Data entries –
..............................

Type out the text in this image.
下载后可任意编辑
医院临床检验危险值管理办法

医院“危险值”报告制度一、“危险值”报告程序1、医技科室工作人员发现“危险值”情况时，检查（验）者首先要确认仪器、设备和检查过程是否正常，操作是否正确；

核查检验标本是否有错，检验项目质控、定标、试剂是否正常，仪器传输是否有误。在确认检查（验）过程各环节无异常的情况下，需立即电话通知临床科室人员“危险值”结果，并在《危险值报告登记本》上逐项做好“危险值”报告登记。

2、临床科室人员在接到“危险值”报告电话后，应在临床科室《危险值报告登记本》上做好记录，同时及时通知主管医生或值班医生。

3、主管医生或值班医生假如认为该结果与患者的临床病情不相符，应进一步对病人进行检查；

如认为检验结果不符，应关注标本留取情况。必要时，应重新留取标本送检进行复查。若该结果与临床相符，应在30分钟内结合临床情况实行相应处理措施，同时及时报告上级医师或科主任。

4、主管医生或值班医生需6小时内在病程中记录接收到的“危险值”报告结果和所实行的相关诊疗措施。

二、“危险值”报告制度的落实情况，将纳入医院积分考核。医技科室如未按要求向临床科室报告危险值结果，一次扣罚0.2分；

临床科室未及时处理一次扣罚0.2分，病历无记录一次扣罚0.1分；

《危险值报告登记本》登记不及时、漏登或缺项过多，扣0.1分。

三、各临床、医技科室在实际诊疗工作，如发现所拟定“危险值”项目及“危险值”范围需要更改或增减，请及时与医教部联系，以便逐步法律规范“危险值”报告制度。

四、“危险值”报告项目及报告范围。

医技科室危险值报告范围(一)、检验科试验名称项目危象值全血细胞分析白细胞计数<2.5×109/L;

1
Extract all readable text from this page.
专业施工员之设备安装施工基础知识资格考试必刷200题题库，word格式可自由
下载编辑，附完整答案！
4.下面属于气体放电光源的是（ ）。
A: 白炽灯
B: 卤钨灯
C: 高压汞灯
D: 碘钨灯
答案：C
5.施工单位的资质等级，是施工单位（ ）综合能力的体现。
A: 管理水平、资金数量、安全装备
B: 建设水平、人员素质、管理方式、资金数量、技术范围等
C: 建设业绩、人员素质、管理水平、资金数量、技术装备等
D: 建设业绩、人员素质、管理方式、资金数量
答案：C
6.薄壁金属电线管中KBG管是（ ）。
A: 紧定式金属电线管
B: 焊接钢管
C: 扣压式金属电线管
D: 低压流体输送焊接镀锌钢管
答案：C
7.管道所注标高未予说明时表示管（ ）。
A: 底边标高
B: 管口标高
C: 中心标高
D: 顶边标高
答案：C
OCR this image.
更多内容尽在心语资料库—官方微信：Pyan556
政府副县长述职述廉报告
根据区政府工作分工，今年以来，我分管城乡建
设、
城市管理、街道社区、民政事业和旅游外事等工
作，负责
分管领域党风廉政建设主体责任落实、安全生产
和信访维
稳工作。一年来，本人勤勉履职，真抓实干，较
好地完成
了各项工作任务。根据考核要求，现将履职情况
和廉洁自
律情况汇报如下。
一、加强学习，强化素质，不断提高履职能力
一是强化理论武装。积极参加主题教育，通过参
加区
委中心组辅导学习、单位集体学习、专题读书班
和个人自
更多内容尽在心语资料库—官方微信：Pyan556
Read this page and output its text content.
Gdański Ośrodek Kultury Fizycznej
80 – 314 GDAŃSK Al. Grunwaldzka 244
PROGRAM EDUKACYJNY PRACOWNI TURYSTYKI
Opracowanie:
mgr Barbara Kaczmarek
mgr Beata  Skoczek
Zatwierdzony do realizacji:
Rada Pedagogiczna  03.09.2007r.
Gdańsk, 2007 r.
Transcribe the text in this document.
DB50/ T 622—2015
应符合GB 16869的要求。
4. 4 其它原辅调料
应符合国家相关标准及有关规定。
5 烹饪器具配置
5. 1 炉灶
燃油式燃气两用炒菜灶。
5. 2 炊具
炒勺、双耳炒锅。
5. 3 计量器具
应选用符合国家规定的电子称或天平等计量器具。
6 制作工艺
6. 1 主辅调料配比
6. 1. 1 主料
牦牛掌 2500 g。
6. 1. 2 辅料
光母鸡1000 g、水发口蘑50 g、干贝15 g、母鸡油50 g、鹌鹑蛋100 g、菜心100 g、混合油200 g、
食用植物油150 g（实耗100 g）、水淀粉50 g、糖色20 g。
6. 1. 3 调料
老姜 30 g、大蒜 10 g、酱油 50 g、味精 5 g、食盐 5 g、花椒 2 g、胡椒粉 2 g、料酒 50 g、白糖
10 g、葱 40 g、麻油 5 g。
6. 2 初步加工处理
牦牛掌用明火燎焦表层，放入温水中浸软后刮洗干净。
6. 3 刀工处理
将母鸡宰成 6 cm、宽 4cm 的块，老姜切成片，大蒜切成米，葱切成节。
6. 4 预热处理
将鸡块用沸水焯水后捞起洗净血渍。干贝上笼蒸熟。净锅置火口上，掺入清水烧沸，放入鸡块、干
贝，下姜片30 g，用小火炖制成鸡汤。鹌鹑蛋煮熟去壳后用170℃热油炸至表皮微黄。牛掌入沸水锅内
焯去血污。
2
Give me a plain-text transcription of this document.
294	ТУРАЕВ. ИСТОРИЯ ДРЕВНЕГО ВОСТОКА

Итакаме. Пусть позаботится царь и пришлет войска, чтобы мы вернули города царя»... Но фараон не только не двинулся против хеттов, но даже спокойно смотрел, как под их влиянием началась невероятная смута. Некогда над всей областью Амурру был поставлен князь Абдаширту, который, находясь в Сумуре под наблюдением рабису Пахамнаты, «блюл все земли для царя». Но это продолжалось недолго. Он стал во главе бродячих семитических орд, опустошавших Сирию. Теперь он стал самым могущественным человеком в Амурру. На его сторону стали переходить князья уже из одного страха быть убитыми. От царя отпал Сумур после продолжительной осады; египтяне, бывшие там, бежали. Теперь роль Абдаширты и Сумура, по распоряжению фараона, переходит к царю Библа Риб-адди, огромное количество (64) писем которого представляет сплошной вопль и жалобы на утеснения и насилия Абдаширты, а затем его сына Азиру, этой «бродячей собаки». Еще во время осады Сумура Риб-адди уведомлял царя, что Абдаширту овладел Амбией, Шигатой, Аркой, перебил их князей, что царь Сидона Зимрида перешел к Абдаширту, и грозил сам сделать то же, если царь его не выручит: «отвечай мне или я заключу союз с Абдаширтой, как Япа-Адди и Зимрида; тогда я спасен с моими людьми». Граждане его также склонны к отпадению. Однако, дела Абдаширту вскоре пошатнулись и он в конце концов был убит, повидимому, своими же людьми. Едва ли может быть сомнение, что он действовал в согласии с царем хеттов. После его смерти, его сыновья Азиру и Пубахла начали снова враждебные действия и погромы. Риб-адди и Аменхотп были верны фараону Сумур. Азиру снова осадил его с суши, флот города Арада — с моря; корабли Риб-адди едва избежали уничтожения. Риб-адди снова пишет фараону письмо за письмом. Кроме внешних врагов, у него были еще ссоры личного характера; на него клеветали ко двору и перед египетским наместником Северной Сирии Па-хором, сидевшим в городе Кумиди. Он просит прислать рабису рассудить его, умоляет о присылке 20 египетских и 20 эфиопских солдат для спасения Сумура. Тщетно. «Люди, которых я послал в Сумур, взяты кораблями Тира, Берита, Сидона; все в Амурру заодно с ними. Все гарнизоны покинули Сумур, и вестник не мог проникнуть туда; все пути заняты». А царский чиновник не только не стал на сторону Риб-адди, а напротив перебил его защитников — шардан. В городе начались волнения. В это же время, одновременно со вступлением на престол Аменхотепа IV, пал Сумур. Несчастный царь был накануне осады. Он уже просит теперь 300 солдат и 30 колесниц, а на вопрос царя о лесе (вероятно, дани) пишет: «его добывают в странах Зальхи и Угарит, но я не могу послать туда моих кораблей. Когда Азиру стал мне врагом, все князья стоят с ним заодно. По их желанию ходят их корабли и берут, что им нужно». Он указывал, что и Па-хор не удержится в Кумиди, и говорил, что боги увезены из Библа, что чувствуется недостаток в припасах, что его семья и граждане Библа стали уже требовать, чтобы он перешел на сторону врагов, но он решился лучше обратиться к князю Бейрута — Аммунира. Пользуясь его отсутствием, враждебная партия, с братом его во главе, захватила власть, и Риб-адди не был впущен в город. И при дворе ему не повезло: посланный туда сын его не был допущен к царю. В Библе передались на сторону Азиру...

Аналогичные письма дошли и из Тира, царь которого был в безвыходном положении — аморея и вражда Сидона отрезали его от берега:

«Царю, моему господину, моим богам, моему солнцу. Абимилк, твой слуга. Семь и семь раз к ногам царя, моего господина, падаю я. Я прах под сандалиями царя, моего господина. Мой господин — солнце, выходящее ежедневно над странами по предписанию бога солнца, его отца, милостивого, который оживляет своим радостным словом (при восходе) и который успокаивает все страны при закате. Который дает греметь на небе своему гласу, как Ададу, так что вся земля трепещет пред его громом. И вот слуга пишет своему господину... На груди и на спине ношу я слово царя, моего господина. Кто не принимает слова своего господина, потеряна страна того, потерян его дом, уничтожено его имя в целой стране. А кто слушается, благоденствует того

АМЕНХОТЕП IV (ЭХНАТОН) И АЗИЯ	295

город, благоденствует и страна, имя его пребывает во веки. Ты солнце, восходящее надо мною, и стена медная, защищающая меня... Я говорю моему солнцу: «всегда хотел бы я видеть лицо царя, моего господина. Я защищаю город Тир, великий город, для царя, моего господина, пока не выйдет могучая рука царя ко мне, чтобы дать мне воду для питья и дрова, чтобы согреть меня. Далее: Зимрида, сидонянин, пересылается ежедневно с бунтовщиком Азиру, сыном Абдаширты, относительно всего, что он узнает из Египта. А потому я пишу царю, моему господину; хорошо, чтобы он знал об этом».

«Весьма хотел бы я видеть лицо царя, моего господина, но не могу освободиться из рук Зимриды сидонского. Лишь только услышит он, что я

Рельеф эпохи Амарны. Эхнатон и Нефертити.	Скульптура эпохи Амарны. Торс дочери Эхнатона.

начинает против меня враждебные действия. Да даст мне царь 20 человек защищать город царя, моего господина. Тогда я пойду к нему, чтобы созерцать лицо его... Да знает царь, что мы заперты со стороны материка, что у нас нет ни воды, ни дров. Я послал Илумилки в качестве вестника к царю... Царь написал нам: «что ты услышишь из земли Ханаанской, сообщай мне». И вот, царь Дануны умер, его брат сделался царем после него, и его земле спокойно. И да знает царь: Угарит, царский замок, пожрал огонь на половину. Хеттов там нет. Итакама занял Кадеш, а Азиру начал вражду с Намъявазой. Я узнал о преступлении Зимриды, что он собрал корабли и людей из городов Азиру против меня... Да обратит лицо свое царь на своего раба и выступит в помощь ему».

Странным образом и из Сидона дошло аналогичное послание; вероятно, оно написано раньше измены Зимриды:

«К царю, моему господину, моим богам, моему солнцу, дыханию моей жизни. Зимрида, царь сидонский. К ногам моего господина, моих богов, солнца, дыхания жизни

..............................

Where a line contains the string "管理方式", extract that line.

B: 建设水平、人员素质、管理方式、资金数量、技术范围等
D: 建设业绩、人员素质、管理方式、资金数量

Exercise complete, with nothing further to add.